-- Start of Entries supplied --

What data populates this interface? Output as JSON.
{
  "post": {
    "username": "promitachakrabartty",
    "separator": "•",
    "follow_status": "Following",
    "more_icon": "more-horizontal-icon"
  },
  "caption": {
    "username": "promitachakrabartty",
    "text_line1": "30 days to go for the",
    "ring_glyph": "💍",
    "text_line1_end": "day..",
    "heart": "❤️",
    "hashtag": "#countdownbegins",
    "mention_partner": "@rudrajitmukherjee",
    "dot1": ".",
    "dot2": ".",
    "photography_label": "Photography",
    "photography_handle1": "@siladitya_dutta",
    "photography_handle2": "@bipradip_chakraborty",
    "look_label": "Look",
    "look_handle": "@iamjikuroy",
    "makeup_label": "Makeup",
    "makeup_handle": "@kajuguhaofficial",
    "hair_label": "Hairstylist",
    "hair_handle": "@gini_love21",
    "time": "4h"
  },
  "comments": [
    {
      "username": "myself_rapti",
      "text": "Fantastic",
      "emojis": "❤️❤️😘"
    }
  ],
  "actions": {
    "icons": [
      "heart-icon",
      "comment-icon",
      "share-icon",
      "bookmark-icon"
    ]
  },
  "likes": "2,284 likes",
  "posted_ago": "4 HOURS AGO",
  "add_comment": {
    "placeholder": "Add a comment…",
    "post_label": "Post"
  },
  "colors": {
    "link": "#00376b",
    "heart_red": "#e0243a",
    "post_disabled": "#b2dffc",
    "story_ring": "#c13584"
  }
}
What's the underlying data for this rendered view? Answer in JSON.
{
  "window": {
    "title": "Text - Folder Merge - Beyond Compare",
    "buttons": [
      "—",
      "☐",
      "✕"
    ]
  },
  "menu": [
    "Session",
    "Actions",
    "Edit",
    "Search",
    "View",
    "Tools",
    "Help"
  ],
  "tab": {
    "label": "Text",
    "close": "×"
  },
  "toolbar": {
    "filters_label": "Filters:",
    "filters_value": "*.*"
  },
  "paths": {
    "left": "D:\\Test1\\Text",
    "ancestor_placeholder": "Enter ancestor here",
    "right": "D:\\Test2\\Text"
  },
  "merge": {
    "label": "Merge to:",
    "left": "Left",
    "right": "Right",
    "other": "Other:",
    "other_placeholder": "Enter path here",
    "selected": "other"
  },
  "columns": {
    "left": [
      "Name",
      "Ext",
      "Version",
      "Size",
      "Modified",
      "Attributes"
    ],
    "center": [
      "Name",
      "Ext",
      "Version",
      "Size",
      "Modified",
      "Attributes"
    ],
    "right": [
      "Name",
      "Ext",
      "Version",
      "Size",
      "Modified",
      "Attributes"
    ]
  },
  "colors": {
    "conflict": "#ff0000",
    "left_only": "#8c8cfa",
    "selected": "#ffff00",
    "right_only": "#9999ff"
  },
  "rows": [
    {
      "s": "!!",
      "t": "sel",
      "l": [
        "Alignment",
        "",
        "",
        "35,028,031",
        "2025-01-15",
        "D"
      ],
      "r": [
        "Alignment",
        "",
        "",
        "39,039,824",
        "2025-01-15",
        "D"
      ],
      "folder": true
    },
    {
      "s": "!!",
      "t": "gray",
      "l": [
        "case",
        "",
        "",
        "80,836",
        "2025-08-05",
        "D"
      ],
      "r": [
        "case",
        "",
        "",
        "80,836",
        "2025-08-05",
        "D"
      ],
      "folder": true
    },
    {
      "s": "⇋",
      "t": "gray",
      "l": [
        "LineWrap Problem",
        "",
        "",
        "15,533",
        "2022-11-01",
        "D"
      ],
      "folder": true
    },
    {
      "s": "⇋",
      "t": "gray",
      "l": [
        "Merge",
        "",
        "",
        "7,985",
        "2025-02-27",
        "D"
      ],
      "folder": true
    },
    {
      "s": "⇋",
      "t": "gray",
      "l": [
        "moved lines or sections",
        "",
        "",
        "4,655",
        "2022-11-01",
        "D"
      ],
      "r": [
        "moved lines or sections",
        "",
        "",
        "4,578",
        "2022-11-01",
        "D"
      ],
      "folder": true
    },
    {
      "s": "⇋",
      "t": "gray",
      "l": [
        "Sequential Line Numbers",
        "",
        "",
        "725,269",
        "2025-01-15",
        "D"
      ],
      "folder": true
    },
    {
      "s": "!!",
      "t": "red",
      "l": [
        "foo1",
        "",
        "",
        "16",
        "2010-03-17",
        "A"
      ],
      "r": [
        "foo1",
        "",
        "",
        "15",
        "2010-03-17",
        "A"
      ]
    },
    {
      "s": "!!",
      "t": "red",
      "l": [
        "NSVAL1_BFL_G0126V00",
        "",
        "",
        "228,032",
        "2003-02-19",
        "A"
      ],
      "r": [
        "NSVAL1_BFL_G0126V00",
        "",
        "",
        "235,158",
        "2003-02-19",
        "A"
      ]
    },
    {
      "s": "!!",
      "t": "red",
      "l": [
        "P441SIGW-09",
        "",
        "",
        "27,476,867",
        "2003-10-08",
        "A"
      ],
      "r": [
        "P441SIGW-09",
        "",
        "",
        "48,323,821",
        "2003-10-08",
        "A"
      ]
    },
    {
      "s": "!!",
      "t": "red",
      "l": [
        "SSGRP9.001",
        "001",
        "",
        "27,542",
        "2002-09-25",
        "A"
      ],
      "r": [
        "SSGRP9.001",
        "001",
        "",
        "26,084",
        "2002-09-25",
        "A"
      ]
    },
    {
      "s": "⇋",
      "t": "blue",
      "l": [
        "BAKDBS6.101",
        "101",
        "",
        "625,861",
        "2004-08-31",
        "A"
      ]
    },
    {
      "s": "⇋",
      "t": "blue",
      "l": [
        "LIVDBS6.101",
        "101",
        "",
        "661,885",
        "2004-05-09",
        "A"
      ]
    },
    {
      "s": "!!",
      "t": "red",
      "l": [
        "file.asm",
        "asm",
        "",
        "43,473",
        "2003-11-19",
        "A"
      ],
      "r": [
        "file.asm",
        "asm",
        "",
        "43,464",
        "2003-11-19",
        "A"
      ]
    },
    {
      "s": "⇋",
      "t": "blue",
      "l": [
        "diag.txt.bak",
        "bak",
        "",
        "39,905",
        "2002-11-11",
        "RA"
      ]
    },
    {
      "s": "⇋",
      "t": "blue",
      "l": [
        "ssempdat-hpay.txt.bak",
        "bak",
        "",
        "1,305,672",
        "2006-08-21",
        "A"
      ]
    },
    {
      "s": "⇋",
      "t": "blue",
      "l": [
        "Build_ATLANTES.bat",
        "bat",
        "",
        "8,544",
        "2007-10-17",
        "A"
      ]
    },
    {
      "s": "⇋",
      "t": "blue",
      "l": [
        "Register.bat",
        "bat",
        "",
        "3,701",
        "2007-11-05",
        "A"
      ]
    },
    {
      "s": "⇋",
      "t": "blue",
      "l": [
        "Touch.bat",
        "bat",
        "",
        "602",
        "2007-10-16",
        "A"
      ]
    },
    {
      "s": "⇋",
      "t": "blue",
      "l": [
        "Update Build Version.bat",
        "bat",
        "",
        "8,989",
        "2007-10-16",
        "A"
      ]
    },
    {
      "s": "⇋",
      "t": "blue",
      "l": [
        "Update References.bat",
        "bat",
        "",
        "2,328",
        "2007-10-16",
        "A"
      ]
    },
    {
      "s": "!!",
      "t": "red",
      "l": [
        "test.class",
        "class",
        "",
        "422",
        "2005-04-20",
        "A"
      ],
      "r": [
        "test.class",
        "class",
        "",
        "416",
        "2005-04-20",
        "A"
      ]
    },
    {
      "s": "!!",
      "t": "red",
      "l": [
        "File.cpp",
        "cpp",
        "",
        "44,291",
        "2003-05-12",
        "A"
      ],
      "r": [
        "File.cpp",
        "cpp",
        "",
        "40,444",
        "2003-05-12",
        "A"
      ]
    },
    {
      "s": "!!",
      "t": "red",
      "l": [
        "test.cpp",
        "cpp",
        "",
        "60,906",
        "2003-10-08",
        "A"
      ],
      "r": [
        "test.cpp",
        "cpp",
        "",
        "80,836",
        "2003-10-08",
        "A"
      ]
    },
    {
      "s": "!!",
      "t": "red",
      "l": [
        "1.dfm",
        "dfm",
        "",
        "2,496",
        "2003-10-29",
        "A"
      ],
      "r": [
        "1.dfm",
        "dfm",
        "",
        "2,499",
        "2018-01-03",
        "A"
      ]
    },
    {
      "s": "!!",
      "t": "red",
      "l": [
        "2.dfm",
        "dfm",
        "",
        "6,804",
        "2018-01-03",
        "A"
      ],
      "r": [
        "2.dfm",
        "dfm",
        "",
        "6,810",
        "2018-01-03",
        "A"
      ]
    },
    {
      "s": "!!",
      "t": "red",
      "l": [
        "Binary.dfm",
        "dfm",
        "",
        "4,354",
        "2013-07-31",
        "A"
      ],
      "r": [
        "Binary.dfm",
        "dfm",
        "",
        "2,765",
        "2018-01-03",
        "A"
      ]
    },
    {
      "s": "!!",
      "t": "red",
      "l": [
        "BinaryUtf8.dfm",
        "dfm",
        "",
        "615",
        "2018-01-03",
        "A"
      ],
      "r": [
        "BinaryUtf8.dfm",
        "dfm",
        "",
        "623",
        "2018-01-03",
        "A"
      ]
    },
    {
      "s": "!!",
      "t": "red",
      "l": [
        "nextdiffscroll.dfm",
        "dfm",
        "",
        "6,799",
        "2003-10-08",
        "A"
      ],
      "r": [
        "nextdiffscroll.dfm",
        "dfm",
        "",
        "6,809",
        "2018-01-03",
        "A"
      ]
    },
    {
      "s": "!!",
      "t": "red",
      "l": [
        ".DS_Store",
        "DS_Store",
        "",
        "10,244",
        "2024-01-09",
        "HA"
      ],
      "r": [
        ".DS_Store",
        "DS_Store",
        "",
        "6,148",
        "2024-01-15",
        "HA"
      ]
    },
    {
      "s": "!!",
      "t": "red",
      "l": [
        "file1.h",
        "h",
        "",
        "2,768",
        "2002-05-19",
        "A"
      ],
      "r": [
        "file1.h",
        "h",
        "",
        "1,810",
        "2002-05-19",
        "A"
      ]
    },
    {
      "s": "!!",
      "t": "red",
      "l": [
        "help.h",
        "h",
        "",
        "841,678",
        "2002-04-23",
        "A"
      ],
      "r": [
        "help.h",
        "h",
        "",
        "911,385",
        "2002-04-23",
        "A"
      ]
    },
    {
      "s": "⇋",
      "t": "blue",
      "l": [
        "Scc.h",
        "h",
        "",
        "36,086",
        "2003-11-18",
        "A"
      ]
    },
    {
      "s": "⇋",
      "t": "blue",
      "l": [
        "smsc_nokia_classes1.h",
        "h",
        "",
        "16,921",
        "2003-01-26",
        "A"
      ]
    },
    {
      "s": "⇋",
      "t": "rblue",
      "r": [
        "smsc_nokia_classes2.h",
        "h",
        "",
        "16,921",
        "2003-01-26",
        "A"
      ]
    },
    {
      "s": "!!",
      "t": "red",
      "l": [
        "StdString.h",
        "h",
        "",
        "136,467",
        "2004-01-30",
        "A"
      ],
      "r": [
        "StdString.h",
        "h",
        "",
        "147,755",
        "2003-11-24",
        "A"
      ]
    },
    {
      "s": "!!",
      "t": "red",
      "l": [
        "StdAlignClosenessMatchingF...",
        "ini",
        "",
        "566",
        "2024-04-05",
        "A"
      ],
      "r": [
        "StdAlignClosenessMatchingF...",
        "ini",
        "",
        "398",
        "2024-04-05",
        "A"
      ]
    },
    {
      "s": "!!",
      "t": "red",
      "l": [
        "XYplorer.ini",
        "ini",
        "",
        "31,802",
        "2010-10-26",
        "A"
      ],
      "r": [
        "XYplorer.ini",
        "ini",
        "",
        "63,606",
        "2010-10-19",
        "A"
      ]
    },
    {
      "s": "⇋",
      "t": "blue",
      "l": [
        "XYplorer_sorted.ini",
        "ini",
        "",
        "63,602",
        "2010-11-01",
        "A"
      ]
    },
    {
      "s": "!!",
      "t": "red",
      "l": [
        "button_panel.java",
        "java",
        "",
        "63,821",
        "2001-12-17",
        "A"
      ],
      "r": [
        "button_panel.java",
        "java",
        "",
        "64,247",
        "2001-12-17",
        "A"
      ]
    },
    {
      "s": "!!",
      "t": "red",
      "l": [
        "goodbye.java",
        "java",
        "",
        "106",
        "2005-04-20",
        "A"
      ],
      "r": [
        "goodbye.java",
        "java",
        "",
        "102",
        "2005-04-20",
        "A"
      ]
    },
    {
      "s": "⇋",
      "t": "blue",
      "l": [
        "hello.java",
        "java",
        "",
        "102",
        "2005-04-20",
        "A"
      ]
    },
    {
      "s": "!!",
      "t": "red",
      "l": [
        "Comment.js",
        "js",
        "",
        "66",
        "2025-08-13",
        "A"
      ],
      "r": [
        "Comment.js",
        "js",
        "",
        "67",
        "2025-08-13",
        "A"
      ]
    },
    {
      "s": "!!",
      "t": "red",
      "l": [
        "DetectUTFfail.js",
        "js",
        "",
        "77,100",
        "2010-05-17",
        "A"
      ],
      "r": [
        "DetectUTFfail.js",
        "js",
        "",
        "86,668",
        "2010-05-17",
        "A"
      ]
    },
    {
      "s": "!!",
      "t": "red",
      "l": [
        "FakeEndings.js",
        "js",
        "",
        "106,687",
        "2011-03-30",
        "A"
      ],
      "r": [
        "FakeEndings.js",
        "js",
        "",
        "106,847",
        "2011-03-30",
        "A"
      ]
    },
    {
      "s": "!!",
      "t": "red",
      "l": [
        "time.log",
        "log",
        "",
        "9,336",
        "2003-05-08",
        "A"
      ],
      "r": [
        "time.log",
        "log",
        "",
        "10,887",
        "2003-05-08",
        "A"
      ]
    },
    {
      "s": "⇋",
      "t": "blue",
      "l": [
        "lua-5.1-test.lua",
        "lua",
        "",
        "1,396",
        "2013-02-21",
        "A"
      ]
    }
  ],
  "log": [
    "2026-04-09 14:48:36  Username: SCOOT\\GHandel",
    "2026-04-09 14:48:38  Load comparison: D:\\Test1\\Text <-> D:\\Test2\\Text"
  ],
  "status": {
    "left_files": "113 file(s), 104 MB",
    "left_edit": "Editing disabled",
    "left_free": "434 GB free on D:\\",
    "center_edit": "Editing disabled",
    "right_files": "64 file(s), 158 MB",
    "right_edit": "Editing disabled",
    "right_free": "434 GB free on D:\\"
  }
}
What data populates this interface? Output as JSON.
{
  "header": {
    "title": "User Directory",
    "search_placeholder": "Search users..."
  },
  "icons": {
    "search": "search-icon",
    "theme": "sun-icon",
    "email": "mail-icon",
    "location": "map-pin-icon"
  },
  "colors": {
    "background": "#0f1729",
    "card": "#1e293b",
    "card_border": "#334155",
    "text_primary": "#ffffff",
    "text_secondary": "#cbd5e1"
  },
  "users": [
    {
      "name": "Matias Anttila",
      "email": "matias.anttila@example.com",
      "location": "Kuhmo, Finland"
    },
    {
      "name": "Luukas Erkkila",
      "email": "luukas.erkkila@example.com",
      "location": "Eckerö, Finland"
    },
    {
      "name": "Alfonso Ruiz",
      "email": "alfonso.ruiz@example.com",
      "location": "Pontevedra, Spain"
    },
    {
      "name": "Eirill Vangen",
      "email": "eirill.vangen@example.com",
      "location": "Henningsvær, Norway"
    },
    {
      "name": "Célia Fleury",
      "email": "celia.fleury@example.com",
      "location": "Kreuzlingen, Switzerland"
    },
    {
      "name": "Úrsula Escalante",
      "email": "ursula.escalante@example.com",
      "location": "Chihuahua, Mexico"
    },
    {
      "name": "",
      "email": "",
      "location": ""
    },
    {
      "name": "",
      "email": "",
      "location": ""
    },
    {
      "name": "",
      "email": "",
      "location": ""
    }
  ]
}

-- End of Entries supplied --

What to do: Only lines with the word "title" are wanted, so copy each one from the records.

Answer:
    "title": "Text - Folder Merge - Beyond Compare",
    "title": "User Directory",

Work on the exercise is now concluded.